Objective ::
Output the material beneath exactly, leaving nothing out.

Stored data

□ □ □ □

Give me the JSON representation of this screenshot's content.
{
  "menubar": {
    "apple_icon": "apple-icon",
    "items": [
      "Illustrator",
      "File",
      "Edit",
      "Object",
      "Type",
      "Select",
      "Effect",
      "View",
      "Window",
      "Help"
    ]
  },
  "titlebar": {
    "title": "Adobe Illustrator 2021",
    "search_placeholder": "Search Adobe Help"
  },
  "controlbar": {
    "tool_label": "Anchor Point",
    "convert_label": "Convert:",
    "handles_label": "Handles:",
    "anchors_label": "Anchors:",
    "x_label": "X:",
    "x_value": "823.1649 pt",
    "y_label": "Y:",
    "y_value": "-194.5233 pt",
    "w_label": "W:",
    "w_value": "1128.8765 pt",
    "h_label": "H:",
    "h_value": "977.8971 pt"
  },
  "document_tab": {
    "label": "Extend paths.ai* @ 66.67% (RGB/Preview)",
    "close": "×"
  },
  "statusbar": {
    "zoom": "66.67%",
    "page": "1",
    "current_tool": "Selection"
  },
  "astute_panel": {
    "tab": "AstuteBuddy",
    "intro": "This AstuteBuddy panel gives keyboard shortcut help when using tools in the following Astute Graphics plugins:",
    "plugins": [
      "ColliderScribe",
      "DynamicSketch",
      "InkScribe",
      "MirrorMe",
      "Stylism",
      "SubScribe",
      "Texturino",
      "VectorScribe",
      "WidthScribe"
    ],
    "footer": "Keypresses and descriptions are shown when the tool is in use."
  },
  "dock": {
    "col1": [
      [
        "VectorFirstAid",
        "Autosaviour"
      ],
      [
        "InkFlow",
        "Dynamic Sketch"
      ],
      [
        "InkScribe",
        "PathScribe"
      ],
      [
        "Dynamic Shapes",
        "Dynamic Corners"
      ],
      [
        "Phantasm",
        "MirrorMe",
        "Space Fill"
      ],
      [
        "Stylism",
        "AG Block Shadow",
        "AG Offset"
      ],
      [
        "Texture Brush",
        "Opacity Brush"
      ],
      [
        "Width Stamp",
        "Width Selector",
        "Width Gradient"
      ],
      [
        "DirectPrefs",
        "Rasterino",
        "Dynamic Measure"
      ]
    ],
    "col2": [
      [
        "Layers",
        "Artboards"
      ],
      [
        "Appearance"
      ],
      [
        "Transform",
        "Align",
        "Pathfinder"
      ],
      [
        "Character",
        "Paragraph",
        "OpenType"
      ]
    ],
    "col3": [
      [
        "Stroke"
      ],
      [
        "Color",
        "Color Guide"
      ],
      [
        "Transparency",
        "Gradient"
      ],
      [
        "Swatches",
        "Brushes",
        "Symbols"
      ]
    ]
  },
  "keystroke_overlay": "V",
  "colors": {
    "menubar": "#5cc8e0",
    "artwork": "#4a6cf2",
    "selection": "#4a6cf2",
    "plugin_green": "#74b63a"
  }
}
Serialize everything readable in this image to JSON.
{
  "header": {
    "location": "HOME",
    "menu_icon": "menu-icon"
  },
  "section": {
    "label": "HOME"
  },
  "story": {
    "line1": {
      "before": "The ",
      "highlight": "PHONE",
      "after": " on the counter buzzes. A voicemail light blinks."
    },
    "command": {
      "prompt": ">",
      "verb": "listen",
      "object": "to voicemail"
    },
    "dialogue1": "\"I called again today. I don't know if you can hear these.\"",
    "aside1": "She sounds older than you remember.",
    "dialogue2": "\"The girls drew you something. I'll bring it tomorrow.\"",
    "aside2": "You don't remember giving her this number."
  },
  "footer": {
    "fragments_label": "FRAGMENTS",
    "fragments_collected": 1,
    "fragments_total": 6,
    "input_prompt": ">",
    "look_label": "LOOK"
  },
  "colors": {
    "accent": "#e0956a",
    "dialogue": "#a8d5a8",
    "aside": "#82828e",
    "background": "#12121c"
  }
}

□ □ □ □

The completed task ::
Give me the JSON representation of this screenshot's content.
{
  "menubar": {
    "apple_icon": "apple-icon",
    "items": [
      "Illustrator",
      "File",
      "Edit",
      "Object",
      "Type",
      "Select",
      "Effect",
      "View",
      "Window",
      "Help"
    ]
  },
  "titlebar": {
    "title": "Adobe Illustrator 2021",
    "search_placeholder": "Search Adobe Help"
  },
  "controlbar": {
    "tool_label": "Anchor Point",
    "convert_label": "Convert:",
    "handles_label": "Handles:",
    "anchors_label": "Anchors:",
    "x_label": "X:",
    "x_value": "823.1649 pt",
    "y_label": "Y:",
    "y_value": "-194.5233 pt",
    "w_label": "W:",
    "w_value": "1128.8765 pt",
    "h_label": "H:",
    "h_value": "977.8971 pt"
  },
  "document_tab": {
    "label": "Extend paths.ai* @ 66.67% (RGB/Preview)",
    "close": "×"
  },
  "statusbar": {
    "zoom": "66.67%",
    "page": "1",
    "current_tool": "Selection"
  },
  "astute_panel": {
    "tab": "AstuteBuddy",
    "intro": "This AstuteBuddy panel gives keyboard shortcut help when using tools in the following Astute Graphics plugins:",
    "plugins": [
      "ColliderScribe",
      "DynamicSketch",
      "InkScribe",
      "MirrorMe",
      "Stylism",
      "SubScribe",
      "Texturino",
      "VectorScribe",
      "WidthScribe"
    ],
    "footer": "Keypresses and descriptions are shown when the tool is in use."
  },
  "dock": {
    "col1": [
      [
        "VectorFirstAid",
        "Autosaviour"
      ],
      [
        "InkFlow",
        "Dynamic Sketch"
      ],
      [
        "InkScribe",
        "PathScribe"
      ],
      [
        "Dynamic Shapes",
        "Dynamic Corners"
      ],
      [
        "Phantasm",
        "MirrorMe",
        "Space Fill"
      ],
      [
        "Stylism",
        "AG Block Shadow",
        "AG Offset"
      ],
      [
        "Texture Brush",
        "Opacity Brush"
      ],
      [
        "Width Stamp",
        "Width Selector",
        "Width Gradient"
      ],
      [
        "DirectPrefs",
        "Rasterino",
        "Dynamic Measure"
      ]
    ],
    "col2": [
      [
        "Layers",
        "Artboards"
      ],
      [
        "Appearance"
      ],
      [
        "Transform",
        "Align",
        "Pathfinder"
      ],
      [
        "Character",
        "Paragraph",
        "OpenType"
      ]
    ],
    "col3": [
      [
        "Stroke"
      ],
      [
        "Color",
        "Color Guide"
      ],
      [
        "Transparency",
        "Gradient"
      ],
      [
        "Swatches",
        "Brushes",
        "Symbols"
      ]
    ]
  },
  "keystroke_overlay": "V",
  "colors": {
    "menubar": "#5cc8e0",
    "artwork": "#4a6cf2",
    "selection": "#4a6cf2",
    "plugin_green": "#74b63a"
  }
}
Serialize everything readable in this image to JSON.
{
  "header": {
    "location": "HOME",
    "menu_icon": "menu-icon"
  },
  "section": {
    "label": "HOME"
  },
  "story": {
    "line1": {
      "before": "The ",
      "highlight": "PHONE",
      "after": " on the counter buzzes. A voicemail light blinks."
    },
    "command": {
      "prompt": ">",
      "verb": "listen",
      "object": "to voicemail"
    },
    "dialogue1": "\"I called again today. I don't know if you can hear these.\"",
    "aside1": "She sounds older than you remember.",
    "dialogue2": "\"The girls drew you something. I'll bring it tomorrow.\"",
    "aside2": "You don't remember giving her this number."
  },
  "footer": {
    "fragments_label": "FRAGMENTS",
    "fragments_collected": 1,
    "fragments_total": 6,
    "input_prompt": ">",
    "look_label": "LOOK"
  },
  "colors": {
    "accent": "#e0956a",
    "dialogue": "#a8d5a8",
    "aside": "#82828e",
    "background": "#12121c"
  }
}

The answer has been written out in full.